(A run of records)

────────

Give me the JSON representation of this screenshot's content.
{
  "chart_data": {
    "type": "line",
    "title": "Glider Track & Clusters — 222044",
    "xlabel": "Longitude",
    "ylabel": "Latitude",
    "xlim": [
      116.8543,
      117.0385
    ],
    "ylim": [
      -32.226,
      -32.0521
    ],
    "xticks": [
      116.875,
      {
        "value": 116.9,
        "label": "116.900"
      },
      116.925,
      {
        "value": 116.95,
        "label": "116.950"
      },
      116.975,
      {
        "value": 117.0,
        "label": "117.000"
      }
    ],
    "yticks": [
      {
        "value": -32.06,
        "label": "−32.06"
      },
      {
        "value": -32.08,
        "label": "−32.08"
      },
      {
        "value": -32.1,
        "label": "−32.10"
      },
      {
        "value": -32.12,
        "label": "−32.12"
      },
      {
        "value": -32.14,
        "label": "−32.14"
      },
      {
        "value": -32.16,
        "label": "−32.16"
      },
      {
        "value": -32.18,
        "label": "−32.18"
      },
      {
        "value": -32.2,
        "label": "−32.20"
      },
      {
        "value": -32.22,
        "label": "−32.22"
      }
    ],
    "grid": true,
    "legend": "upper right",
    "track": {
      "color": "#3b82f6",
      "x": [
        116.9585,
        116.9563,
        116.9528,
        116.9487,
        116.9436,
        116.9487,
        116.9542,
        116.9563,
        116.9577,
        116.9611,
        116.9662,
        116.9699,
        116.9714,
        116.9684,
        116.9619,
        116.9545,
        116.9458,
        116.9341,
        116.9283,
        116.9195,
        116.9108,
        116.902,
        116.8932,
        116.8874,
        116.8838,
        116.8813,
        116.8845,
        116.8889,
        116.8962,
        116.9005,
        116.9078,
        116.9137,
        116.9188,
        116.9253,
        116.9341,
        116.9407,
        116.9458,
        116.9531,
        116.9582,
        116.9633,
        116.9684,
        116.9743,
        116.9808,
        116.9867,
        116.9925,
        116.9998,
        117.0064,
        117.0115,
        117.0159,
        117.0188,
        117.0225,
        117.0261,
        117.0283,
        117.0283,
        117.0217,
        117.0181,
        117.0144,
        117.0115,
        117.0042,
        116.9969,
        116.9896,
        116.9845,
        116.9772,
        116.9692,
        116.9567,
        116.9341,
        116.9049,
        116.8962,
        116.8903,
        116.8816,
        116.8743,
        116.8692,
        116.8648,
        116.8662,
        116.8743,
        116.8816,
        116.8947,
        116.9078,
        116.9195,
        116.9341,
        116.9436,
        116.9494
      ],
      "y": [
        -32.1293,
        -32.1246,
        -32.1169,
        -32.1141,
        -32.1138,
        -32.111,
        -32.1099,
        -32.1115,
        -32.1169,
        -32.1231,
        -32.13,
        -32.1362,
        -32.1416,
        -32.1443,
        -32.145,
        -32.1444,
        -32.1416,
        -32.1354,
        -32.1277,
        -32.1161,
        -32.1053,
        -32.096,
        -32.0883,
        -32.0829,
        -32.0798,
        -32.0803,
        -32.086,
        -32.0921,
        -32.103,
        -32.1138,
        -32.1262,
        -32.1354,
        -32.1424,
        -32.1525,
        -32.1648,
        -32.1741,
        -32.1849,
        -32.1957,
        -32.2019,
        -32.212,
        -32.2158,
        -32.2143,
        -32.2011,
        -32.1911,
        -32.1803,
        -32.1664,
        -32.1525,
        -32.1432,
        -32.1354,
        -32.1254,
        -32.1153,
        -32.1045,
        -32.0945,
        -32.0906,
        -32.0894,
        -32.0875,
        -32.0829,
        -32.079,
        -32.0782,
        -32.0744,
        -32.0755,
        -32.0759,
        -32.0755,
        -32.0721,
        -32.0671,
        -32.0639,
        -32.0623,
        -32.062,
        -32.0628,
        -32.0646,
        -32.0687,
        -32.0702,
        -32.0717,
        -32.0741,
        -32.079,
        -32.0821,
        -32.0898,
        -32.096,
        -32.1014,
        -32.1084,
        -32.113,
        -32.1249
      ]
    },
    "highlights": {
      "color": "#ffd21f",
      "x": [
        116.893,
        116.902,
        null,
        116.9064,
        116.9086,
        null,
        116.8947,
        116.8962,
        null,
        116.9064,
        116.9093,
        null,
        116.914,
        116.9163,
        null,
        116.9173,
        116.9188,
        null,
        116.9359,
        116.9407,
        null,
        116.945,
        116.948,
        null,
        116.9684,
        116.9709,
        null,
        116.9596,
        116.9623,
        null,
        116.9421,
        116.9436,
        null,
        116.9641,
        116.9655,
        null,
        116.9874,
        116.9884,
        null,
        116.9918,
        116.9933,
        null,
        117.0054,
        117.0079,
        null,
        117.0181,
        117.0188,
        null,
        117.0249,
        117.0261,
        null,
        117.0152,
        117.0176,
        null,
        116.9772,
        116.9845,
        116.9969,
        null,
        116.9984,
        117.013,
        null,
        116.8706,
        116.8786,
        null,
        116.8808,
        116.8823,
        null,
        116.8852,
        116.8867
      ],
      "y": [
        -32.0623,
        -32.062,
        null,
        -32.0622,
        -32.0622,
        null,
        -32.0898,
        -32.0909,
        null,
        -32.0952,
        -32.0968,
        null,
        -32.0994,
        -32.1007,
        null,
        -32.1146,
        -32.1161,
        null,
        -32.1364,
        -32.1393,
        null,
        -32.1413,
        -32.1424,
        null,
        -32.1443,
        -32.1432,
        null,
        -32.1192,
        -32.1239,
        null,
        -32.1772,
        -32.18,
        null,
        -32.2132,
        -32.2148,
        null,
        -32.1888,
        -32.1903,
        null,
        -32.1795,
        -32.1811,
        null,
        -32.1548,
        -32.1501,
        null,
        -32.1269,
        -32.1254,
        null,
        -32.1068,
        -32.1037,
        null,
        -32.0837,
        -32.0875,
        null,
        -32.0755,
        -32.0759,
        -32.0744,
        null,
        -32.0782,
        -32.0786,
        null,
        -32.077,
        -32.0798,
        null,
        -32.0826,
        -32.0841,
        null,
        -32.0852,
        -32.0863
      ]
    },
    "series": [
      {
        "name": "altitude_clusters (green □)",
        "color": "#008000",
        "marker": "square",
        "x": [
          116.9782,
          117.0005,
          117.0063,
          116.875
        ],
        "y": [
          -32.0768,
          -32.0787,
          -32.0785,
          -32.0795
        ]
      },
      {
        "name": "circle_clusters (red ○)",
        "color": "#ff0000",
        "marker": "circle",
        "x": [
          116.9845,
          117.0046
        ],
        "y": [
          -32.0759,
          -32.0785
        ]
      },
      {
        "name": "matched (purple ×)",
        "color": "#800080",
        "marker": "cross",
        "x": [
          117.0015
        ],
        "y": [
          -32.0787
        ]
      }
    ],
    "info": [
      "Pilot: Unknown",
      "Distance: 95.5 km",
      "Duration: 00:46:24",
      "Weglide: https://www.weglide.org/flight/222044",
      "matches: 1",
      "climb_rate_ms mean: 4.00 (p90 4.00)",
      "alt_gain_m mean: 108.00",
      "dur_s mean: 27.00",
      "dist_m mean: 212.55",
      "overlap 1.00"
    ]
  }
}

────────

Retype all of the entries precisely as they are.

Give me the JSON representation of this screenshot's content.
{
  "chart_data": {
    "type": "line",
    "title": "Glider Track & Clusters — 222044",
    "xlabel": "Longitude",
    "ylabel": "Latitude",
    "xlim": [
      116.8543,
      117.0385
    ],
    "ylim": [
      -32.226,
      -32.0521
    ],
    "xticks": [
      116.875,
      {
        "value": 116.9,
        "label": "116.900"
      },
      116.925,
      {
        "value": 116.95,
        "label": "116.950"
      },
      116.975,
      {
        "value": 117.0,
        "label": "117.000"
      }
    ],
    "yticks": [
      {
        "value": -32.06,
        "label": "−32.06"
      },
      {
        "value": -32.08,
        "label": "−32.08"
      },
      {
        "value": -32.1,
        "label": "−32.10"
      },
      {
        "value": -32.12,
        "label": "−32.12"
      },
      {
        "value": -32.14,
        "label": "−32.14"
      },
      {
        "value": -32.16,
        "label": "−32.16"
      },
      {
        "value": -32.18,
        "label": "−32.18"
      },
      {
        "value": -32.2,
        "label": "−32.20"
      },
      {
        "value": -32.22,
        "label": "−32.22"
      }
    ],
    "grid": true,
    "legend": "upper right",
    "track": {
      "color": "#3b82f6",
      "x": [
        116.9585,
        116.9563,
        116.9528,
        116.9487,
        116.9436,
        116.9487,
        116.9542,
        116.9563,
        116.9577,
        116.9611,
        116.9662,
        116.9699,
        116.9714,
        116.9684,
        116.9619,
        116.9545,
        116.9458,
        116.9341,
        116.9283,
        116.9195,
        116.9108,
        116.902,
        116.8932,
        116.8874,
        116.8838,
        116.8813,
        116.8845,
        116.8889,
        116.8962,
        116.9005,
        116.9078,
        116.9137,
        116.9188,
        116.9253,
        116.9341,
        116.9407,
        116.9458,
        116.9531,
        116.9582,
        116.9633,
        116.9684,
        116.9743,
        116.9808,
        116.9867,
        116.9925,
        116.9998,
        117.0064,
        117.0115,
        117.0159,
        117.0188,
        117.0225,
        117.0261,
        117.0283,
        117.0283,
        117.0217,
        117.0181,
        117.0144,
        117.0115,
        117.0042,
        116.9969,
        116.9896,
        116.9845,
        116.9772,
        116.9692,
        116.9567,
        116.9341,
        116.9049,
        116.8962,
        116.8903,
        116.8816,
        116.8743,
        116.8692,
        116.8648,
        116.8662,
        116.8743,
        116.8816,
        116.8947,
        116.9078,
        116.9195,
        116.9341,
        116.9436,
        116.9494
      ],
      "y": [
        -32.1293,
        -32.1246,
        -32.1169,
        -32.1141,
        -32.1138,
        -32.111,
        -32.1099,
        -32.1115,
        -32.1169,
        -32.1231,
        -32.13,
        -32.1362,
        -32.1416,
        -32.1443,
        -32.145,
        -32.1444,
        -32.1416,
        -32.1354,
        -32.1277,
        -32.1161,
        -32.1053,
        -32.096,
        -32.0883,
        -32.0829,
        -32.0798,
        -32.0803,
        -32.086,
        -32.0921,
        -32.103,
        -32.1138,
        -32.1262,
        -32.1354,
        -32.1424,
        -32.1525,
        -32.1648,
        -32.1741,
        -32.1849,
        -32.1957,
        -32.2019,
        -32.212,
        -32.2158,
        -32.2143,
        -32.2011,
        -32.1911,
        -32.1803,
        -32.1664,
        -32.1525,
        -32.1432,
        -32.1354,
        -32.1254,
        -32.1153,
        -32.1045,
        -32.0945,
        -32.0906,
        -32.0894,
        -32.0875,
        -32.0829,
        -32.079,
        -32.0782,
        -32.0744,
        -32.0755,
        -32.0759,
        -32.0755,
        -32.0721,
        -32.0671,
        -32.0639,
        -32.0623,
        -32.062,
        -32.0628,
        -32.0646,
        -32.0687,
        -32.0702,
        -32.0717,
        -32.0741,
        -32.079,
        -32.0821,
        -32.0898,
        -32.096,
        -32.1014,
        -32.1084,
        -32.113,
        -32.1249
      ]
    },
    "highlights": {
      "color": "#ffd21f",
      "x": [
        116.893,
        116.902,
        null,
        116.9064,
        116.9086,
        null,
        116.8947,
        116.8962,
        null,
        116.9064,
        116.9093,
        null,
        116.914,
        116.9163,
        null,
        116.9173,
        116.9188,
        null,
        116.9359,
        116.9407,
        null,
        116.945,
        116.948,
        null,
        116.9684,
        116.9709,
        null,
        116.9596,
        116.9623,
        null,
        116.9421,
        116.9436,
        null,
        116.9641,
        116.9655,
        null,
        116.9874,
        116.9884,
        null,
        116.9918,
        116.9933,
        null,
        117.0054,
        117.0079,
        null,
        117.0181,
        117.0188,
        null,
        117.0249,
        117.0261,
        null,
        117.0152,
        117.0176,
        null,
        116.9772,
        116.9845,
        116.9969,
        null,
        116.9984,
        117.013,
        null,
        116.8706,
        116.8786,
        null,
        116.8808,
        116.8823,
        null,
        116.8852,
        116.8867
      ],
      "y": [
        -32.0623,
        -32.062,
        null,
        -32.0622,
        -32.0622,
        null,
        -32.0898,
        -32.0909,
        null,
        -32.0952,
        -32.0968,
        null,
        -32.0994,
        -32.1007,
        null,
        -32.1146,
        -32.1161,
        null,
        -32.1364,
        -32.1393,
        null,
        -32.1413,
        -32.1424,
        null,
        -32.1443,
        -32.1432,
        null,
        -32.1192,
        -32.1239,
        null,
        -32.1772,
        -32.18,
        null,
        -32.2132,
        -32.2148,
        null,
        -32.1888,
        -32.1903,
        null,
        -32.1795,
        -32.1811,
        null,
        -32.1548,
        -32.1501,
        null,
        -32.1269,
        -32.1254,
        null,
        -32.1068,
        -32.1037,
        null,
        -32.0837,
        -32.0875,
        null,
        -32.0755,
        -32.0759,
        -32.0744,
        null,
        -32.0782,
        -32.0786,
        null,
        -32.077,
        -32.0798,
        null,
        -32.0826,
        -32.0841,
        null,
        -32.0852,
        -32.0863
      ]
    },
    "series": [
      {
        "name": "altitude_clusters (green □)",
        "color": "#008000",
        "marker": "square",
        "x": [
          116.9782,
          117.0005,
          117.0063,
          116.875
        ],
        "y": [
          -32.0768,
          -32.0787,
          -32.0785,
          -32.0795
        ]
      },
      {
        "name": "circle_clusters (red ○)",
        "color": "#ff0000",
        "marker": "circle",
        "x": [
          116.9845,
          117.0046
        ],
        "y": [
          -32.0759,
          -32.0785
        ]
      },
      {
        "name": "matched (purple ×)",
        "color": "#800080",
        "marker": "cross",
        "x": [
          117.0015
        ],
        "y": [
          -32.0787
        ]
      }
    ],
    "info": [
      "Pilot: Unknown",
      "Distance: 95.5 km",
      "Duration: 00:46:24",
      "Weglide: https://www.weglide.org/flight/222044",
      "matches: 1",
      "climb_rate_ms mean: 4.00 (p90 4.00)",
      "alt_gain_m mean: 108.00",
      "dur_s mean: 27.00",
      "dist_m mean: 212.55",
      "overlap 1.00"
    ]
  }
}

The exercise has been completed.